#### Records to use:
------------
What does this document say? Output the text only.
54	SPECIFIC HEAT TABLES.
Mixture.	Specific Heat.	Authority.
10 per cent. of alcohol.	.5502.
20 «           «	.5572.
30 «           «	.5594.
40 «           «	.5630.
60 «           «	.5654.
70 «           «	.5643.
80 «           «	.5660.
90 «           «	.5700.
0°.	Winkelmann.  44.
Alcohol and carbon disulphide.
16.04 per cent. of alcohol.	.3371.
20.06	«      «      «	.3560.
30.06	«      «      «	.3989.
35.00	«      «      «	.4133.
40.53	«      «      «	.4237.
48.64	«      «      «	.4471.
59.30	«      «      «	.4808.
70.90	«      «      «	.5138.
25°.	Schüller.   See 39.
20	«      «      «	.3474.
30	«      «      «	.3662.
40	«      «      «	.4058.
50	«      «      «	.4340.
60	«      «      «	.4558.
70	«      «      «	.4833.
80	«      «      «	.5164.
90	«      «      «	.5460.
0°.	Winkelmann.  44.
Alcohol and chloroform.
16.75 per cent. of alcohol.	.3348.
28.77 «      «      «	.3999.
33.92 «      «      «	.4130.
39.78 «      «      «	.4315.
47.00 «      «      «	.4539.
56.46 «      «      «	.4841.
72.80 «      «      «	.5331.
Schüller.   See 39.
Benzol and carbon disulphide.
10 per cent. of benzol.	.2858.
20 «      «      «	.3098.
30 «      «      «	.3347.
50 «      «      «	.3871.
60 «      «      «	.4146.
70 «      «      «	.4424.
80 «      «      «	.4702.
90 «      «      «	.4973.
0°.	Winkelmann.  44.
------------
#### Aim:
Determine how many lines in the listing above hold the string "disulphide", then write only the number.

#### Answer below:
2